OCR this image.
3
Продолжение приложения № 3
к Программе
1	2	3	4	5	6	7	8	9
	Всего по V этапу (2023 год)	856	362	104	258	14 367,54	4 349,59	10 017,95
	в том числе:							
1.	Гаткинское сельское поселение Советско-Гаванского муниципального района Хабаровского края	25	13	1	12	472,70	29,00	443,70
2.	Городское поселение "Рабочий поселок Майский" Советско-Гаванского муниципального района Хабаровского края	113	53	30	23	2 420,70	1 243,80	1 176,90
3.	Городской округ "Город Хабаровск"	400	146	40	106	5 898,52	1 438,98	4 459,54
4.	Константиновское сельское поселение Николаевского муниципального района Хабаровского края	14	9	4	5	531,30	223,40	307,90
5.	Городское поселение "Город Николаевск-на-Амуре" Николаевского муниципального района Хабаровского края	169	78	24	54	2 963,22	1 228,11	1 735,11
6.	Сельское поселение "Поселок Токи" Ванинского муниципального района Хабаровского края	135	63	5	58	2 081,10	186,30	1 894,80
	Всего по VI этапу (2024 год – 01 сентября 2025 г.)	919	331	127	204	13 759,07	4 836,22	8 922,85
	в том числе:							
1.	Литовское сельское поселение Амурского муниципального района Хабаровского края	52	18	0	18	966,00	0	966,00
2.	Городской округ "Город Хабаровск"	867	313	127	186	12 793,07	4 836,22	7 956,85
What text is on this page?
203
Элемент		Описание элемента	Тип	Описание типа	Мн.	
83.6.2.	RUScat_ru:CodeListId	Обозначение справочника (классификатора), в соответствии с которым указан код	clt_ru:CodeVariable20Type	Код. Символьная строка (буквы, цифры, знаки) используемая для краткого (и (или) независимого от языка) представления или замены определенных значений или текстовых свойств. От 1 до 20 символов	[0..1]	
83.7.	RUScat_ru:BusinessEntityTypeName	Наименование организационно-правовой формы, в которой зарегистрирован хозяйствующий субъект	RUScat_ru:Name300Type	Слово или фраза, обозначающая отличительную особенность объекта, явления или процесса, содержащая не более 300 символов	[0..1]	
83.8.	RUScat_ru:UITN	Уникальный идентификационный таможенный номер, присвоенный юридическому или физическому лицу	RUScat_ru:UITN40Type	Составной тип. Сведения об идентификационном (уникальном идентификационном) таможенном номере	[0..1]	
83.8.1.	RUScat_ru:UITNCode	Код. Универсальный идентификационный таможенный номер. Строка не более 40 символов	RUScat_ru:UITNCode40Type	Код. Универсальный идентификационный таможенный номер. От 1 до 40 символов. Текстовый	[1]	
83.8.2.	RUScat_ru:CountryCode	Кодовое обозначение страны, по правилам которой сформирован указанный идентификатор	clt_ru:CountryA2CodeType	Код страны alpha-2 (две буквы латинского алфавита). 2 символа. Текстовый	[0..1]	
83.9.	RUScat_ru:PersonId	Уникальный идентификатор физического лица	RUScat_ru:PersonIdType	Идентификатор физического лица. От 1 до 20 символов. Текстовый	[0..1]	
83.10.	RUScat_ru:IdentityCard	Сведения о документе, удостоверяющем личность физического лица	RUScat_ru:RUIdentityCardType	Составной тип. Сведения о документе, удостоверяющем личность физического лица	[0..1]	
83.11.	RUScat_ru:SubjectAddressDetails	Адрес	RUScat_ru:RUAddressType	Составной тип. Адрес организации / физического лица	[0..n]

══════════

→ **What you will do**: Where a line holds the string "идентификационный", copy that line.

→ **Output of the exercise**:
83.8.	RUScat_ru:UITN	Уникальный идентификационный таможенный номер, присвоенный юридическому или физическому лицу	RUScat_ru:UITN40Type	Составной тип. Сведения об идентификационном (уникальном идентификационном) таможенном номере	[0..1]	
83.8.1.	RUScat_ru:UITNCode	Код. Универсальный идентификационный таможенный номер. Строка не более 40 символов	RUScat_ru:UITNCode40Type	Код. Универсальный идентификационный таможенный номер. От 1 до 40 символов. Текстовый	[1]	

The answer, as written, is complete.